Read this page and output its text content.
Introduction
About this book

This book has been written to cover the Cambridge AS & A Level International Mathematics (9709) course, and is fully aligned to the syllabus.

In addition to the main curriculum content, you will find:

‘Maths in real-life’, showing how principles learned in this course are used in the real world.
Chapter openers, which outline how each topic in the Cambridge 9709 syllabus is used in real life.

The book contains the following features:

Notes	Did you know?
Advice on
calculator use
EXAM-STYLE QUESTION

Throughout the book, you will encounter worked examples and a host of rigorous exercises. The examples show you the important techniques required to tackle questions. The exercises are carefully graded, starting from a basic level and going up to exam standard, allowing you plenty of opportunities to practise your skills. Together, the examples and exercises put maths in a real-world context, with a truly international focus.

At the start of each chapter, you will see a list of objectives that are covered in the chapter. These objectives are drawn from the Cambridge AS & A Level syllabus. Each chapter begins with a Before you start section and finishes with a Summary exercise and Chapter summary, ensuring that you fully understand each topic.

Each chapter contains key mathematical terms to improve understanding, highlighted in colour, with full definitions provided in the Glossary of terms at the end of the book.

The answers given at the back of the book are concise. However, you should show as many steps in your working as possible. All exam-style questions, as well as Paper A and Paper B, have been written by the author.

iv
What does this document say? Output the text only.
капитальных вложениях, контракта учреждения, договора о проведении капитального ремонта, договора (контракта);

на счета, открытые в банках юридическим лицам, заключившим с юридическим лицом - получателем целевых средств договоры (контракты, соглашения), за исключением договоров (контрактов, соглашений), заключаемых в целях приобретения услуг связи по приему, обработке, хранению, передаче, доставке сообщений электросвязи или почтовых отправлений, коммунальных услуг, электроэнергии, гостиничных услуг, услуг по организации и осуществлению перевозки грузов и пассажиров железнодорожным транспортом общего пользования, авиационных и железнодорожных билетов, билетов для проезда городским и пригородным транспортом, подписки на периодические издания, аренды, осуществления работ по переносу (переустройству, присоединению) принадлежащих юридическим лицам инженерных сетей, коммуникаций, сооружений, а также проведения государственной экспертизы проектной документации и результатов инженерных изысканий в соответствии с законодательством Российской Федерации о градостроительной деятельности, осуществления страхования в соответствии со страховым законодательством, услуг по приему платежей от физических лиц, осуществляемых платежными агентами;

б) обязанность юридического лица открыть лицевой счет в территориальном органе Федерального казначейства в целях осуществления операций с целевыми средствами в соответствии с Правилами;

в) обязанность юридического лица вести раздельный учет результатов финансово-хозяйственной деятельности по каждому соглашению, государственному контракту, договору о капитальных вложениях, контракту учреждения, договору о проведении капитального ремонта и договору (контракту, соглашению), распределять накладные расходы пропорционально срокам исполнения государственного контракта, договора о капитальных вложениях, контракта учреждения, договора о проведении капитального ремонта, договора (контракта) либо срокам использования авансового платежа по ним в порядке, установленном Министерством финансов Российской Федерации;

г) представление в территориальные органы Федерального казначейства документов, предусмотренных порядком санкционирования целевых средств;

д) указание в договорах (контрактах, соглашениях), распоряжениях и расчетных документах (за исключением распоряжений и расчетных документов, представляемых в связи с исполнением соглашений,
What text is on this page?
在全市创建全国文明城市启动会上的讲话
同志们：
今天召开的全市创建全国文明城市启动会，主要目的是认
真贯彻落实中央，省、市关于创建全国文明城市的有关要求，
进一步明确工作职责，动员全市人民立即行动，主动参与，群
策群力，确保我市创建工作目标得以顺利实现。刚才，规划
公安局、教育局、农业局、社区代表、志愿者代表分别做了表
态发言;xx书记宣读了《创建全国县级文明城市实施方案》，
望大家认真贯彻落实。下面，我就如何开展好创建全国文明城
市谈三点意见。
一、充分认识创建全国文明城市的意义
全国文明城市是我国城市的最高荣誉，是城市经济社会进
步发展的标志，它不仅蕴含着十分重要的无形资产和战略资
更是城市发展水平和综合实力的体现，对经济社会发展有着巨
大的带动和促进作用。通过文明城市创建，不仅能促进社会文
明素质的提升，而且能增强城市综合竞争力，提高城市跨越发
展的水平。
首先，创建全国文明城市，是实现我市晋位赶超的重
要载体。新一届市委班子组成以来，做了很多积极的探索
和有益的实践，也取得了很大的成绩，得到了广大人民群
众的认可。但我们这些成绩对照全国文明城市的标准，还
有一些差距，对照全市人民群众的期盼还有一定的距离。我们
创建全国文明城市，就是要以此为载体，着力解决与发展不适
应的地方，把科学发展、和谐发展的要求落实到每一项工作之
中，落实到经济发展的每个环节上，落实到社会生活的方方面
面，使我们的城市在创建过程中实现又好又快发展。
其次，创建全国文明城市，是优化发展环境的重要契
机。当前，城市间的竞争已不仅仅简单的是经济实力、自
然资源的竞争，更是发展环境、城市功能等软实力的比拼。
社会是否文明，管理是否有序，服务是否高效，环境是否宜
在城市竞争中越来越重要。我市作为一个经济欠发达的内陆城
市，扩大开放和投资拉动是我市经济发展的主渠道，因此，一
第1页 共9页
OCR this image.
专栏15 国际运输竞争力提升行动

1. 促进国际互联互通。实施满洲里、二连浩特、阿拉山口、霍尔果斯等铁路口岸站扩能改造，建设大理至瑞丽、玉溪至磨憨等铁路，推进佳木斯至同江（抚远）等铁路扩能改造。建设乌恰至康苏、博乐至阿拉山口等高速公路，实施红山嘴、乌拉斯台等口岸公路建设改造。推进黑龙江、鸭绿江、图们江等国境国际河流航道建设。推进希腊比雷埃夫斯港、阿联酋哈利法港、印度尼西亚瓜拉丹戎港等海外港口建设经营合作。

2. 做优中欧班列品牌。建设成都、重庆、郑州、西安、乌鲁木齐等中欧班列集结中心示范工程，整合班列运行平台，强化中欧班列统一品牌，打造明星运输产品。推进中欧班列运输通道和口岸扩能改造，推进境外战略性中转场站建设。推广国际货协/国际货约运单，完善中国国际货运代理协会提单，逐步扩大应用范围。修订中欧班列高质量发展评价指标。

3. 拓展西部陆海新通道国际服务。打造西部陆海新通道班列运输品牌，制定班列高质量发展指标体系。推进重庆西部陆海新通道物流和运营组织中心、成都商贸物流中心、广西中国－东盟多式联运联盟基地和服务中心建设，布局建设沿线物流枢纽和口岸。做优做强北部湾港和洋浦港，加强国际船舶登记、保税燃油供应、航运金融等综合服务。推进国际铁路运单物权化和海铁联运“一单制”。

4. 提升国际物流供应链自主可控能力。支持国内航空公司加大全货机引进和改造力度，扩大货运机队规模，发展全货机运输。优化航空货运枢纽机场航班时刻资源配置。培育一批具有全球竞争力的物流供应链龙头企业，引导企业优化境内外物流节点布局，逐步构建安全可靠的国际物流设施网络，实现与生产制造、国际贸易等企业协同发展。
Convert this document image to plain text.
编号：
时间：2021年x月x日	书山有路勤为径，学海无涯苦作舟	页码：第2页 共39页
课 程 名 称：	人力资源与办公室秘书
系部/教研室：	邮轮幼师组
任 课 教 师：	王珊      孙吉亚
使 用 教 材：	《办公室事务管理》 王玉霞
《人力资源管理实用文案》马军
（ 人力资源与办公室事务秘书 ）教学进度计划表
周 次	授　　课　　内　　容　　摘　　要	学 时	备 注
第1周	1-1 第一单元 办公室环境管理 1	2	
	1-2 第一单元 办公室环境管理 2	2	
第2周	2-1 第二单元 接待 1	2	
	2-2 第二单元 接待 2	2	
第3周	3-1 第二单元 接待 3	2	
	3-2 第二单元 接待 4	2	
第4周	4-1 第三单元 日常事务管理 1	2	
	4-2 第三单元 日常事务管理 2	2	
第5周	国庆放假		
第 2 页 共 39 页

☆ ☆ ☆

• [TO BE DONE]:
What do the records say? Quote them all exactly.

• [COMPLETE ANSWER]:
Read this page and output its text content.
Introduction
About this book

This book has been written to cover the Cambridge AS & A Level International Mathematics (9709) course, and is fully aligned to the syllabus.

In addition to the main curriculum content, you will find:

‘Maths in real-life’, showing how principles learned in this course are used in the real world.
Chapter openers, which outline how each topic in the Cambridge 9709 syllabus is used in real life.

The book contains the following features:

Notes	Did you know?
Advice on
calculator use
EXAM-STYLE QUESTION

Throughout the book, you will encounter worked examples and a host of rigorous exercises. The examples show you the important techniques required to tackle questions. The exercises are carefully graded, starting from a basic level and going up to exam standard, allowing you plenty of opportunities to practise your skills. Together, the examples and exercises put maths in a real-world context, with a truly international focus.

At the start of each chapter, you will see a list of objectives that are covered in the chapter. These objectives are drawn from the Cambridge AS & A Level syllabus. Each chapter begins with a Before you start section and finishes with a Summary exercise and Chapter summary, ensuring that you fully understand each topic.

Each chapter contains key mathematical terms to improve understanding, highlighted in colour, with full definitions provided in the Glossary of terms at the end of the book.

The answers given at the back of the book are concise. However, you should show as many steps in your working as possible. All exam-style questions, as well as Paper A and Paper B, have been written by the author.

iv
What does this document say? Output the text only.
капитальных вложениях, контракта учреждения, договора о проведении капитального ремонта, договора (контракта);

на счета, открытые в банках юридическим лицам, заключившим с юридическим лицом - получателем целевых средств договоры (контракты, соглашения), за исключением договоров (контрактов, соглашений), заключаемых в целях приобретения услуг связи по приему, обработке, хранению, передаче, доставке сообщений электросвязи или почтовых отправлений, коммунальных услуг, электроэнергии, гостиничных услуг, услуг по организации и осуществлению перевозки грузов и пассажиров железнодорожным транспортом общего пользования, авиационных и железнодорожных билетов, билетов для проезда городским и пригородным транспортом, подписки на периодические издания, аренды, осуществления работ по переносу (переустройству, присоединению) принадлежащих юридическим лицам инженерных сетей, коммуникаций, сооружений, а также проведения государственной экспертизы проектной документации и результатов инженерных изысканий в соответствии с законодательством Российской Федерации о градостроительной деятельности, осуществления страхования в соответствии со страховым законодательством, услуг по приему платежей от физических лиц, осуществляемых платежными агентами;

б) обязанность юридического лица открыть лицевой счет в территориальном органе Федерального казначейства в целях осуществления операций с целевыми средствами в соответствии с Правилами;

в) обязанность юридического лица вести раздельный учет результатов финансово-хозяйственной деятельности по каждому соглашению, государственному контракту, договору о капитальных вложениях, контракту учреждения, договору о проведении капитального ремонта и договору (контракту, соглашению), распределять накладные расходы пропорционально срокам исполнения государственного контракта, договора о капитальных вложениях, контракта учреждения, договора о проведении капитального ремонта, договора (контракта) либо срокам использования авансового платежа по ним в порядке, установленном Министерством финансов Российской Федерации;

г) представление в территориальные органы Федерального казначейства документов, предусмотренных порядком санкционирования целевых средств;

д) указание в договорах (контрактах, соглашениях), распоряжениях и расчетных документах (за исключением распоряжений и расчетных документов, представляемых в связи с исполнением соглашений,
What text is on this page?
在全市创建全国文明城市启动会上的讲话
同志们：
今天召开的全市创建全国文明城市启动会，主要目的是认
真贯彻落实中央，省、市关于创建全国文明城市的有关要求，
进一步明确工作职责，动员全市人民立即行动，主动参与，群
策群力，确保我市创建工作目标得以顺利实现。刚才，规划
公安局、教育局、农业局、社区代表、志愿者代表分别做了表
态发言;xx书记宣读了《创建全国县级文明城市实施方案》，
望大家认真贯彻落实。下面，我就如何开展好创建全国文明城
市谈三点意见。
一、充分认识创建全国文明城市的意义
全国文明城市是我国城市的最高荣誉，是城市经济社会进
步发展的标志，它不仅蕴含着十分重要的无形资产和战略资
更是城市发展水平和综合实力的体现，对经济社会发展有着巨
大的带动和促进作用。通过文明城市创建，不仅能促进社会文
明素质的提升，而且能增强城市综合竞争力，提高城市跨越发
展的水平。
首先，创建全国文明城市，是实现我市晋位赶超的重
要载体。新一届市委班子组成以来，做了很多积极的探索
和有益的实践，也取得了很大的成绩，得到了广大人民群
众的认可。但我们这些成绩对照全国文明城市的标准，还
有一些差距，对照全市人民群众的期盼还有一定的距离。我们
创建全国文明城市，就是要以此为载体，着力解决与发展不适
应的地方，把科学发展、和谐发展的要求落实到每一项工作之
中，落实到经济发展的每个环节上，落实到社会生活的方方面
面，使我们的城市在创建过程中实现又好又快发展。
其次，创建全国文明城市，是优化发展环境的重要契
机。当前，城市间的竞争已不仅仅简单的是经济实力、自
然资源的竞争，更是发展环境、城市功能等软实力的比拼。
社会是否文明，管理是否有序，服务是否高效，环境是否宜
在城市竞争中越来越重要。我市作为一个经济欠发达的内陆城
市，扩大开放和投资拉动是我市经济发展的主渠道，因此，一
第1页 共9页
OCR this image.
专栏15 国际运输竞争力提升行动

1. 促进国际互联互通。实施满洲里、二连浩特、阿拉山口、霍尔果斯等铁路口岸站扩能改造，建设大理至瑞丽、玉溪至磨憨等铁路，推进佳木斯至同江（抚远）等铁路扩能改造。建设乌恰至康苏、博乐至阿拉山口等高速公路，实施红山嘴、乌拉斯台等口岸公路建设改造。推进黑龙江、鸭绿江、图们江等国境国际河流航道建设。推进希腊比雷埃夫斯港、阿联酋哈利法港、印度尼西亚瓜拉丹戎港等海外港口建设经营合作。

2. 做优中欧班列品牌。建设成都、重庆、郑州、西安、乌鲁木齐等中欧班列集结中心示范工程，整合班列运行平台，强化中欧班列统一品牌，打造明星运输产品。推进中欧班列运输通道和口岸扩能改造，推进境外战略性中转场站建设。推广国际货协/国际货约运单，完善中国国际货运代理协会提单，逐步扩大应用范围。修订中欧班列高质量发展评价指标。

3. 拓展西部陆海新通道国际服务。打造西部陆海新通道班列运输品牌，制定班列高质量发展指标体系。推进重庆西部陆海新通道物流和运营组织中心、成都商贸物流中心、广西中国－东盟多式联运联盟基地和服务中心建设，布局建设沿线物流枢纽和口岸。做优做强北部湾港和洋浦港，加强国际船舶登记、保税燃油供应、航运金融等综合服务。推进国际铁路运单物权化和海铁联运“一单制”。

4. 提升国际物流供应链自主可控能力。支持国内航空公司加大全货机引进和改造力度，扩大货运机队规模，发展全货机运输。优化航空货运枢纽机场航班时刻资源配置。培育一批具有全球竞争力的物流供应链龙头企业，引导企业优化境内外物流节点布局，逐步构建安全可靠的国际物流设施网络，实现与生产制造、国际贸易等企业协同发展。
Convert this document image to plain text.
编号：
时间：2021年x月x日	书山有路勤为径，学海无涯苦作舟	页码：第2页 共39页
课 程 名 称：	人力资源与办公室秘书
系部/教研室：	邮轮幼师组
任 课 教 师：	王珊      孙吉亚
使 用 教 材：	《办公室事务管理》 王玉霞
《人力资源管理实用文案》马军
（ 人力资源与办公室事务秘书 ）教学进度计划表
周 次	授　　课　　内　　容　　摘　　要	学 时	备 注
第1周	1-1 第一单元 办公室环境管理 1	2	
	1-2 第一单元 办公室环境管理 2	2	
第2周	2-1 第二单元 接待 1	2	
	2-2 第二单元 接待 2	2	
第3周	3-1 第二单元 接待 3	2	
	3-2 第二单元 接待 4	2	
第4周	4-1 第三单元 日常事务管理 1	2	
	4-2 第三单元 日常事务管理 2	2	
第5周	国庆放假		
第 2 页 共 39 页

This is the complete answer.